Using the data below, copy each line that includes the word "Compress".
[start]
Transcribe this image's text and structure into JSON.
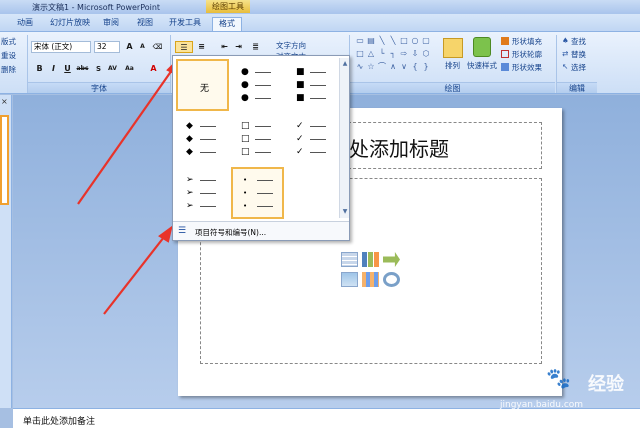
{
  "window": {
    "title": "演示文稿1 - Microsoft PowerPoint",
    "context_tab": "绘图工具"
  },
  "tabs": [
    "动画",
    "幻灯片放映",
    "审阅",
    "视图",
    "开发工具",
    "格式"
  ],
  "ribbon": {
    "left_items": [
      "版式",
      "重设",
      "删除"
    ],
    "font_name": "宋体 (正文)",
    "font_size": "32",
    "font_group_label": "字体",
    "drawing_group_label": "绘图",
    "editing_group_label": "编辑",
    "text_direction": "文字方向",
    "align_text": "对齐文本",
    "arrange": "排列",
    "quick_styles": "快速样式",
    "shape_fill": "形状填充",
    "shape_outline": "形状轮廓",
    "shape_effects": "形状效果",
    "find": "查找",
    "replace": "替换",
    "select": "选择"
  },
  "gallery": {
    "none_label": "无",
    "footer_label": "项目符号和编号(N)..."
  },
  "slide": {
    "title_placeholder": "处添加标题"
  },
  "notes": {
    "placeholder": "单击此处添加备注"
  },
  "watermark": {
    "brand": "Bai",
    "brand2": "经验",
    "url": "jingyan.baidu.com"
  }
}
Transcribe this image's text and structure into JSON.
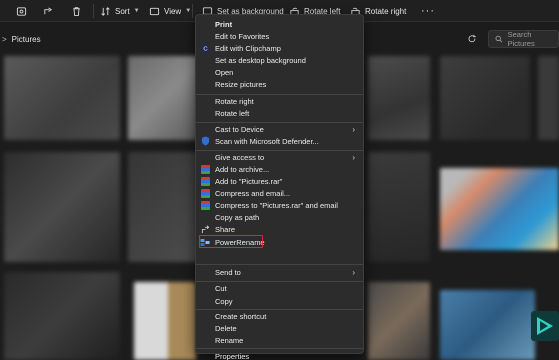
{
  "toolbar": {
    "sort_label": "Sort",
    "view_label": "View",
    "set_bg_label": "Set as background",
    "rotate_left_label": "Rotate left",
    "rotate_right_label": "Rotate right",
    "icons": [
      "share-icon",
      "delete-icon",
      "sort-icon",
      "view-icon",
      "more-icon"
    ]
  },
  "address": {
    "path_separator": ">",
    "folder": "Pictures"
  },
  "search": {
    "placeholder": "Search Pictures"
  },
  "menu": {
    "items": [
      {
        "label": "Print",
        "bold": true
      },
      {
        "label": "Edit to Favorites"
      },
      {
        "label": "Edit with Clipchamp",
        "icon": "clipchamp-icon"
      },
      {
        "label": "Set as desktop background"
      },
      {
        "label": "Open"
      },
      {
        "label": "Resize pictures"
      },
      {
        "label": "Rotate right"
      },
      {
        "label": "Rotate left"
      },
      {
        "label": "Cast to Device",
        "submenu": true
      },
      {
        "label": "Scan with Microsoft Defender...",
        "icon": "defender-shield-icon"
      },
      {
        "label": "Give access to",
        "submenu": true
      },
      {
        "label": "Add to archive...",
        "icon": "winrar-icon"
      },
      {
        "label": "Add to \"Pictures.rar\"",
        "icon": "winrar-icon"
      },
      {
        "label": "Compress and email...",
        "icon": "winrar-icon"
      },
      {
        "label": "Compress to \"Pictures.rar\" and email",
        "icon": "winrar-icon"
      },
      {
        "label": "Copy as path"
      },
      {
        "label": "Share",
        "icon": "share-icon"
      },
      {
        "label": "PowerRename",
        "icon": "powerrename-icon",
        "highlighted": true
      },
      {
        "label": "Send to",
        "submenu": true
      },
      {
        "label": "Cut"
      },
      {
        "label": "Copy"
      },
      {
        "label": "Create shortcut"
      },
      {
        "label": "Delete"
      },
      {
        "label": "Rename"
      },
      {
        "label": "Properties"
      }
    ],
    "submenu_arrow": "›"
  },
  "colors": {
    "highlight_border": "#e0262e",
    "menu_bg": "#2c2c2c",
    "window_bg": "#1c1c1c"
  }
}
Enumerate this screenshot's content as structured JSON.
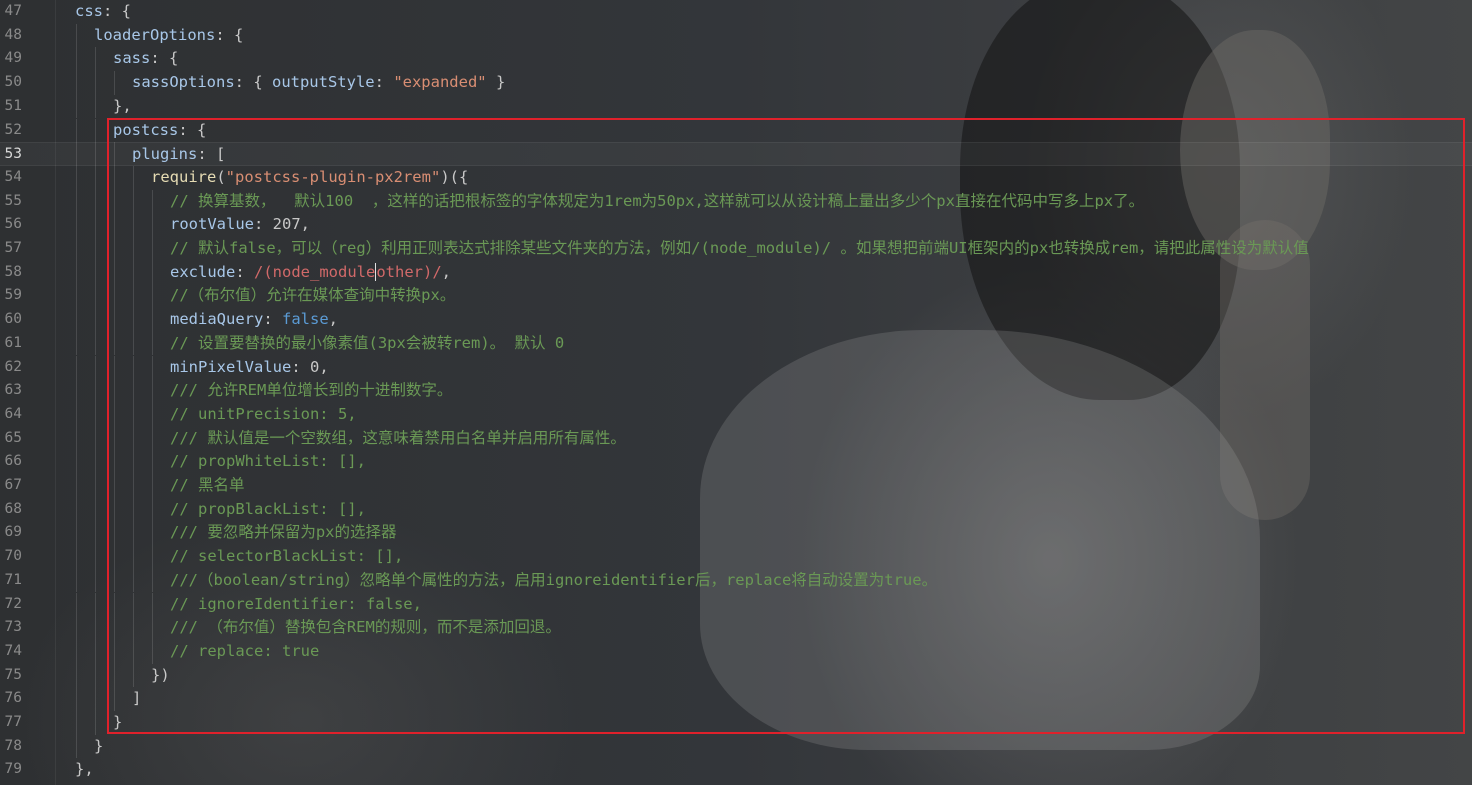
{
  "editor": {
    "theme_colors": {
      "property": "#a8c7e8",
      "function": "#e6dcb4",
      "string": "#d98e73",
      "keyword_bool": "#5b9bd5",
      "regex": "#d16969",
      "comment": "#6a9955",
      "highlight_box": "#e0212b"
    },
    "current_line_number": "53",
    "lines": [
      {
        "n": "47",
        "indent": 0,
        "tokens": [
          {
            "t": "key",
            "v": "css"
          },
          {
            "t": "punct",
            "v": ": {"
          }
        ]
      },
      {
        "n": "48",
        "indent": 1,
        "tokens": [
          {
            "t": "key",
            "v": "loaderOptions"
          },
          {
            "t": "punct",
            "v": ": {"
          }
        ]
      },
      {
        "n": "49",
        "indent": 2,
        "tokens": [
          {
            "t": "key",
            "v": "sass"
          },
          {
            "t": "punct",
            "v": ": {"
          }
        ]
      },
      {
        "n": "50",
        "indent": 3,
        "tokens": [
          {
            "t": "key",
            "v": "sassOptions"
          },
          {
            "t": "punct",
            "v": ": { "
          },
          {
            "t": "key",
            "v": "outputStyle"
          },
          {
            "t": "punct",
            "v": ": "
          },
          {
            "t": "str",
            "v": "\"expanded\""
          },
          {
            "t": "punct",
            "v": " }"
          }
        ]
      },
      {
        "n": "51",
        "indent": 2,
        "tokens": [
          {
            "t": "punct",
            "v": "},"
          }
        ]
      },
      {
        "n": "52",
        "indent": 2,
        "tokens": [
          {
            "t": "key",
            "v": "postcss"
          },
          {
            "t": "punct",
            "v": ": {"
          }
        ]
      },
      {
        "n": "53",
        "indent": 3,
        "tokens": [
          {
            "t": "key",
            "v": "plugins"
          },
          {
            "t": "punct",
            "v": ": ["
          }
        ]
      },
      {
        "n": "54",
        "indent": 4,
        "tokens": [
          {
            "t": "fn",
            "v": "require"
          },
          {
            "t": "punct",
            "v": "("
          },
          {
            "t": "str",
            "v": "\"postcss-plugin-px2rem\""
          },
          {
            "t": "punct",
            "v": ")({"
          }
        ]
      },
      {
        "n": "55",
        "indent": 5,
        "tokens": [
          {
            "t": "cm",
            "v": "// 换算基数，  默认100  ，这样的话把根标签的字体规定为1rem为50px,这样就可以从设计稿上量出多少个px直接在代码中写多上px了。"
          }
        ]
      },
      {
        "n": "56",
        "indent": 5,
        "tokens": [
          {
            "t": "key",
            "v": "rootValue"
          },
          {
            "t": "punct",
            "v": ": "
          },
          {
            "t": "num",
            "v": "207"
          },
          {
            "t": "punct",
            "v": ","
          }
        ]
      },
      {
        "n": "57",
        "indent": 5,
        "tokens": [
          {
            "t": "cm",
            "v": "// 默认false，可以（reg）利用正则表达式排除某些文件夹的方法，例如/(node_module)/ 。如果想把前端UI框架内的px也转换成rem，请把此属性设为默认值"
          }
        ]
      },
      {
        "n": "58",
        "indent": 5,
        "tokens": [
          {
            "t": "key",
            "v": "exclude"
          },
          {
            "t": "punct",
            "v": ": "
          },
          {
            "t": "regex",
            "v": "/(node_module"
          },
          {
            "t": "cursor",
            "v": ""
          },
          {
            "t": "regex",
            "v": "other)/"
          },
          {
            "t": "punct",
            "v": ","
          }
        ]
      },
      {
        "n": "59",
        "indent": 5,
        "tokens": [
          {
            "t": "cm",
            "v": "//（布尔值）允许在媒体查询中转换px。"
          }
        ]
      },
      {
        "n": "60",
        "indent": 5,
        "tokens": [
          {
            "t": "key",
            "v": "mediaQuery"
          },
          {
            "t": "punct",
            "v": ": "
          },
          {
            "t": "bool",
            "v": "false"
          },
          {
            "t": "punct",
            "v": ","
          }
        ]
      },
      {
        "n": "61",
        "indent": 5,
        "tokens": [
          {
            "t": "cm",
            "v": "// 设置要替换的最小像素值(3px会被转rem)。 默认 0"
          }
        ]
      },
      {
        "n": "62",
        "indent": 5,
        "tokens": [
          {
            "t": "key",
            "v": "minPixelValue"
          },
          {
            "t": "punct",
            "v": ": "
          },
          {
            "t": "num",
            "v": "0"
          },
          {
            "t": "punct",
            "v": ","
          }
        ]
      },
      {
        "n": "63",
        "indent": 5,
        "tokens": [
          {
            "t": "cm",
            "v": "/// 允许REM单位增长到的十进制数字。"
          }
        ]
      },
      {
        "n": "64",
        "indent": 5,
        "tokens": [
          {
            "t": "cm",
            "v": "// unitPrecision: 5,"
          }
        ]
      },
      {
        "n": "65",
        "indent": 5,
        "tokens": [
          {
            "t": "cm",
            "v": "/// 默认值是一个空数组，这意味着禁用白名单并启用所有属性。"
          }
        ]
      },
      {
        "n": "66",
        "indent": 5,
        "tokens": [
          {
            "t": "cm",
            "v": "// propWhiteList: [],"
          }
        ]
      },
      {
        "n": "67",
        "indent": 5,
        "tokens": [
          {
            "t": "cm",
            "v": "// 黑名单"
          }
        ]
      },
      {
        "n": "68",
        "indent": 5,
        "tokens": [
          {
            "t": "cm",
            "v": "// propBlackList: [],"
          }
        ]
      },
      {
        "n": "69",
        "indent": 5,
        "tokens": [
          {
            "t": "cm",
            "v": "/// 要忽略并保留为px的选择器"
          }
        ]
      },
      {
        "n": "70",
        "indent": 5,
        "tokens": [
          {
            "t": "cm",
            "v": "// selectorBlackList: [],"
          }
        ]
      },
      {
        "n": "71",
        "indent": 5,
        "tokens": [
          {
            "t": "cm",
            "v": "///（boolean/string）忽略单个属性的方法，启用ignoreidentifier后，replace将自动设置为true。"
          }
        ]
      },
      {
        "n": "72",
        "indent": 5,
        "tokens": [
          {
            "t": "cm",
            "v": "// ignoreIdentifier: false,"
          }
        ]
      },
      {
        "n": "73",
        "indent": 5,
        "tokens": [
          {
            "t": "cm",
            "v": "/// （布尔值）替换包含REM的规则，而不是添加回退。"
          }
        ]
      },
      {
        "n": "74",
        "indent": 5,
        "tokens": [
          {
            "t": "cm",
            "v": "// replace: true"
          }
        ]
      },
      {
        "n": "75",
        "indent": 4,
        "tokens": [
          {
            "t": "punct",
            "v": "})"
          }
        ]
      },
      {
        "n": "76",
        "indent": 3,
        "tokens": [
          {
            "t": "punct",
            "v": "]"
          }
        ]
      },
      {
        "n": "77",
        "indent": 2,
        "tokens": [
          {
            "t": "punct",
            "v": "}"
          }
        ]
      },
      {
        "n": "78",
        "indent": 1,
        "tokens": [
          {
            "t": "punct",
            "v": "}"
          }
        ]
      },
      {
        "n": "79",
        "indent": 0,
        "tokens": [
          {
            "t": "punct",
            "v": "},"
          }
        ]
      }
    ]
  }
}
[end]
| TASK SOLUTION |
        "label": "Compress and email...",
        "label": "Compress to \"Pictures.rar\" and email",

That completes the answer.